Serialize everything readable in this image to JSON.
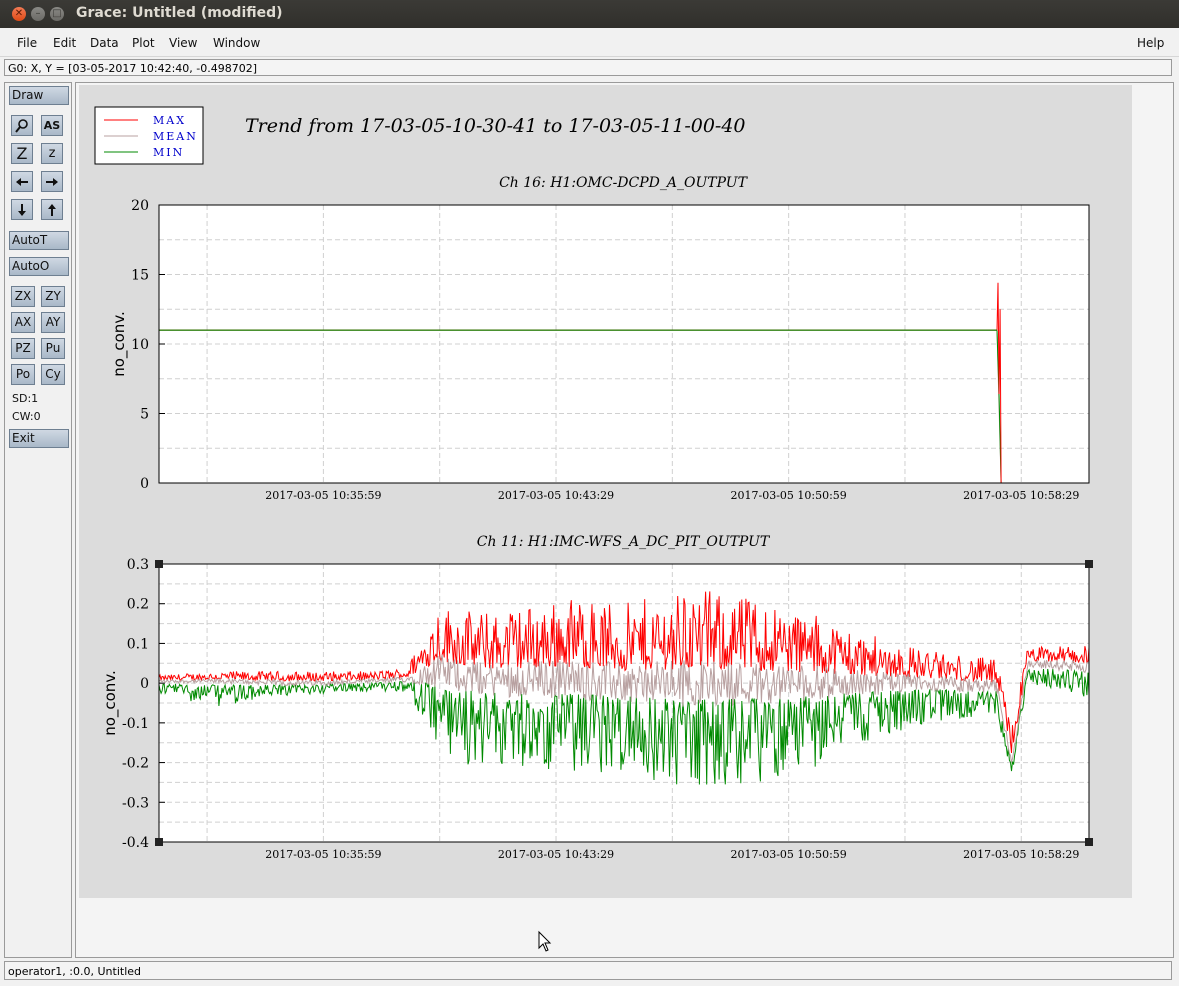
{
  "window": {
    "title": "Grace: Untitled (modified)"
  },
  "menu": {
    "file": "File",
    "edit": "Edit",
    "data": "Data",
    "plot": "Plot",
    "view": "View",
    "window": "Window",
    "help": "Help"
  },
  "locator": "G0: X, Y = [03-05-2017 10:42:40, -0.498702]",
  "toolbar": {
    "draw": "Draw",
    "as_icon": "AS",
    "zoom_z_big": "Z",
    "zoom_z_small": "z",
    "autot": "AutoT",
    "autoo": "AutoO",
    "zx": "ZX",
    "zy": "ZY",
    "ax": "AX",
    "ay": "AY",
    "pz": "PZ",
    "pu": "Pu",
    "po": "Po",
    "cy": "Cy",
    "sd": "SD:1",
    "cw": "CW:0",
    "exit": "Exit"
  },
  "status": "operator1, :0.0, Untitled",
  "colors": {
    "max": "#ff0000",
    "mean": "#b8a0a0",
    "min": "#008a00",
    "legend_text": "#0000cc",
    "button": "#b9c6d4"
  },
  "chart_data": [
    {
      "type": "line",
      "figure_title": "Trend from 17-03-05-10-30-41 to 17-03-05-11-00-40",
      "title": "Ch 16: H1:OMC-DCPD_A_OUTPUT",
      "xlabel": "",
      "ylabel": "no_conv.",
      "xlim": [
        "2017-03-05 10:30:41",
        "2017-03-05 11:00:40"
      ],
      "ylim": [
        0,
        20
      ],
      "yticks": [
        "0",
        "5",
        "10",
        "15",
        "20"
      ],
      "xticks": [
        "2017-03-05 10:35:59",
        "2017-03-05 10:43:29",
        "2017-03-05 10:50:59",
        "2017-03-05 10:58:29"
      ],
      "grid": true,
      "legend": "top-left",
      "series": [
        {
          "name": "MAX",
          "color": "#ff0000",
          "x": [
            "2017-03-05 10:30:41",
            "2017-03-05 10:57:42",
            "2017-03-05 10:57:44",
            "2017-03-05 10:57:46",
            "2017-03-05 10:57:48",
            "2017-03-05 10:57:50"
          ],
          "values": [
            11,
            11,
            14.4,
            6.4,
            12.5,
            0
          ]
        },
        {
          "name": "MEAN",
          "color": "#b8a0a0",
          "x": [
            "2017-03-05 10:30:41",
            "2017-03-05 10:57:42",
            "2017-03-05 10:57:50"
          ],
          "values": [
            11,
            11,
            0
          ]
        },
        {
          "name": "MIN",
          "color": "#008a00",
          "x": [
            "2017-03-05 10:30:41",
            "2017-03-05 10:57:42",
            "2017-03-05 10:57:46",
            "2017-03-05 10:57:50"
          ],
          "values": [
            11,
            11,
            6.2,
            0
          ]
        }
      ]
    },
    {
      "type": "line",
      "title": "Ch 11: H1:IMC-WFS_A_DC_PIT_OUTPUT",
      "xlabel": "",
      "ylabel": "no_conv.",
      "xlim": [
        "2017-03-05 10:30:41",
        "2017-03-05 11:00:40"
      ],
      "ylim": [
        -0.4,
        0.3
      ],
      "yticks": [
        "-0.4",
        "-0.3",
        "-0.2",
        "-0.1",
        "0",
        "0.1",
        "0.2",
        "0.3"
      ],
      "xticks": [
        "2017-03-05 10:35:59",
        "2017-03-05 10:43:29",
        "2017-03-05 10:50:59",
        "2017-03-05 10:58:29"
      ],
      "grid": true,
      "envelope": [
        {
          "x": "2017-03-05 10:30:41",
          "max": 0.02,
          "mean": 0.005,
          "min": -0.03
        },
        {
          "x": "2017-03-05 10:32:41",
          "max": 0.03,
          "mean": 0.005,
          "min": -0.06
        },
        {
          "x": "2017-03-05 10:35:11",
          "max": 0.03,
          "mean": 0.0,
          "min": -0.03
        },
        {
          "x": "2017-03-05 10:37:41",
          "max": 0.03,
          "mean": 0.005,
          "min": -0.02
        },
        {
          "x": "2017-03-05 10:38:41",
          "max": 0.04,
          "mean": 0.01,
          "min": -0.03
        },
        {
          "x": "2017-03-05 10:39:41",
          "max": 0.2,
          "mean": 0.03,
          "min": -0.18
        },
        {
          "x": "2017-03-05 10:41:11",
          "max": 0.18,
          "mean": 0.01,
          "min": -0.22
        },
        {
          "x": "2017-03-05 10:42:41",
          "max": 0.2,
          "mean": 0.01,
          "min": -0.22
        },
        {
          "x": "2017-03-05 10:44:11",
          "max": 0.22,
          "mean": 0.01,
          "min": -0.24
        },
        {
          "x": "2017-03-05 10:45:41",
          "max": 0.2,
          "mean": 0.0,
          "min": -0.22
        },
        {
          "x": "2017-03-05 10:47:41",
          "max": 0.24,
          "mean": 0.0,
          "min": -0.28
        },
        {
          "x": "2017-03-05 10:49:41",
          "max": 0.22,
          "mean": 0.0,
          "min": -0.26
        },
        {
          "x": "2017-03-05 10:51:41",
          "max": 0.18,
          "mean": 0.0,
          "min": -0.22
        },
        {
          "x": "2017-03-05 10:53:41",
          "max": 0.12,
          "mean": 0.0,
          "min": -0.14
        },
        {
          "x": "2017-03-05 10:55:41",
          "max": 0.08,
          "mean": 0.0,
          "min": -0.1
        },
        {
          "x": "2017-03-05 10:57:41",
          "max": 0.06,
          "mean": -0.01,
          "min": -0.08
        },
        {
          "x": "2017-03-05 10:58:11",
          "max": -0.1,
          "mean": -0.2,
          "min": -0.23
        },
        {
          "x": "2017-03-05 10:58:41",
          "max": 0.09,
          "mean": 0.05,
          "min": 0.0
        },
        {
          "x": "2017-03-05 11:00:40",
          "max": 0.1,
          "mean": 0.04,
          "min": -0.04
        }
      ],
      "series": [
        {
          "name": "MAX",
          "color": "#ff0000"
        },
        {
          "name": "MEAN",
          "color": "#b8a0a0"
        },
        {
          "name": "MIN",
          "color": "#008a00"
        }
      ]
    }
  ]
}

####

— What is expected —
Extract the full listing above verbatim; pictures are to be left out of the copy.

— Solution —
Serialize everything readable in this image to JSON.
{
  "window": {
    "title": "Grace: Untitled (modified)"
  },
  "menu": {
    "file": "File",
    "edit": "Edit",
    "data": "Data",
    "plot": "Plot",
    "view": "View",
    "window": "Window",
    "help": "Help"
  },
  "locator": "G0: X, Y = [03-05-2017 10:42:40, -0.498702]",
  "toolbar": {
    "draw": "Draw",
    "as_icon": "AS",
    "zoom_z_big": "Z",
    "zoom_z_small": "z",
    "autot": "AutoT",
    "autoo": "AutoO",
    "zx": "ZX",
    "zy": "ZY",
    "ax": "AX",
    "ay": "AY",
    "pz": "PZ",
    "pu": "Pu",
    "po": "Po",
    "cy": "Cy",
    "sd": "SD:1",
    "cw": "CW:0",
    "exit": "Exit"
  },
  "status": "operator1, :0.0, Untitled",
  "colors": {
    "max": "#ff0000",
    "mean": "#b8a0a0",
    "min": "#008a00",
    "legend_text": "#0000cc",
    "button": "#b9c6d4"
  },
  "chart_data": [
    {
      "type": "line",
      "figure_title": "Trend from 17-03-05-10-30-41 to 17-03-05-11-00-40",
      "title": "Ch 16: H1:OMC-DCPD_A_OUTPUT",
      "xlabel": "",
      "ylabel": "no_conv.",
      "xlim": [
        "2017-03-05 10:30:41",
        "2017-03-05 11:00:40"
      ],
      "ylim": [
        0,
        20
      ],
      "yticks": [
        "0",
        "5",
        "10",
        "15",
        "20"
      ],
      "xticks": [
        "2017-03-05 10:35:59",
        "2017-03-05 10:43:29",
        "2017-03-05 10:50:59",
        "2017-03-05 10:58:29"
      ],
      "grid": true,
      "legend": "top-left",
      "series": [
        {
          "name": "MAX",
          "color": "#ff0000",
          "x": [
            "2017-03-05 10:30:41",
            "2017-03-05 10:57:42",
            "2017-03-05 10:57:44",
            "2017-03-05 10:57:46",
            "2017-03-05 10:57:48",
            "2017-03-05 10:57:50"
          ],
          "values": [
            11,
            11,
            14.4,
            6.4,
            12.5,
            0
          ]
        },
        {
          "name": "MEAN",
          "color": "#b8a0a0",
          "x": [
            "2017-03-05 10:30:41",
            "2017-03-05 10:57:42",
            "2017-03-05 10:57:50"
          ],
          "values": [
            11,
            11,
            0
          ]
        },
        {
          "name": "MIN",
          "color": "#008a00",
          "x": [
            "2017-03-05 10:30:41",
            "2017-03-05 10:57:42",
            "2017-03-05 10:57:46",
            "2017-03-05 10:57:50"
          ],
          "values": [
            11,
            11,
            6.2,
            0
          ]
        }
      ]
    },
    {
      "type": "line",
      "title": "Ch 11: H1:IMC-WFS_A_DC_PIT_OUTPUT",
      "xlabel": "",
      "ylabel": "no_conv.",
      "xlim": [
        "2017-03-05 10:30:41",
        "2017-03-05 11:00:40"
      ],
      "ylim": [
        -0.4,
        0.3
      ],
      "yticks": [
        "-0.4",
        "-0.3",
        "-0.2",
        "-0.1",
        "0",
        "0.1",
        "0.2",
        "0.3"
      ],
      "xticks": [
        "2017-03-05 10:35:59",
        "2017-03-05 10:43:29",
        "2017-03-05 10:50:59",
        "2017-03-05 10:58:29"
      ],
      "grid": true,
      "envelope": [
        {
          "x": "2017-03-05 10:30:41",
          "max": 0.02,
          "mean": 0.005,
          "min": -0.03
        },
        {
          "x": "2017-03-05 10:32:41",
          "max": 0.03,
          "mean": 0.005,
          "min": -0.06
        },
        {
          "x": "2017-03-05 10:35:11",
          "max": 0.03,
          "mean": 0.0,
          "min": -0.03
        },
        {
          "x": "2017-03-05 10:37:41",
          "max": 0.03,
          "mean": 0.005,
          "min": -0.02
        },
        {
          "x": "2017-03-05 10:38:41",
          "max": 0.04,
          "mean": 0.01,
          "min": -0.03
        },
        {
          "x": "2017-03-05 10:39:41",
          "max": 0.2,
          "mean": 0.03,
          "min": -0.18
        },
        {
          "x": "2017-03-05 10:41:11",
          "max": 0.18,
          "mean": 0.01,
          "min": -0.22
        },
        {
          "x": "2017-03-05 10:42:41",
          "max": 0.2,
          "mean": 0.01,
          "min": -0.22
        },
        {
          "x": "2017-03-05 10:44:11",
          "max": 0.22,
          "mean": 0.01,
          "min": -0.24
        },
        {
          "x": "2017-03-05 10:45:41",
          "max": 0.2,
          "mean": 0.0,
          "min": -0.22
        },
        {
          "x": "2017-03-05 10:47:41",
          "max": 0.24,
          "mean": 0.0,
          "min": -0.28
        },
        {
          "x": "2017-03-05 10:49:41",
          "max": 0.22,
          "mean": 0.0,
          "min": -0.26
        },
        {
          "x": "2017-03-05 10:51:41",
          "max": 0.18,
          "mean": 0.0,
          "min": -0.22
        },
        {
          "x": "2017-03-05 10:53:41",
          "max": 0.12,
          "mean": 0.0,
          "min": -0.14
        },
        {
          "x": "2017-03-05 10:55:41",
          "max": 0.08,
          "mean": 0.0,
          "min": -0.1
        },
        {
          "x": "2017-03-05 10:57:41",
          "max": 0.06,
          "mean": -0.01,
          "min": -0.08
        },
        {
          "x": "2017-03-05 10:58:11",
          "max": -0.1,
          "mean": -0.2,
          "min": -0.23
        },
        {
          "x": "2017-03-05 10:58:41",
          "max": 0.09,
          "mean": 0.05,
          "min": 0.0
        },
        {
          "x": "2017-03-05 11:00:40",
          "max": 0.1,
          "mean": 0.04,
          "min": -0.04
        }
      ],
      "series": [
        {
          "name": "MAX",
          "color": "#ff0000"
        },
        {
          "name": "MEAN",
          "color": "#b8a0a0"
        },
        {
          "name": "MIN",
          "color": "#008a00"
        }
      ]
    }
  ]
}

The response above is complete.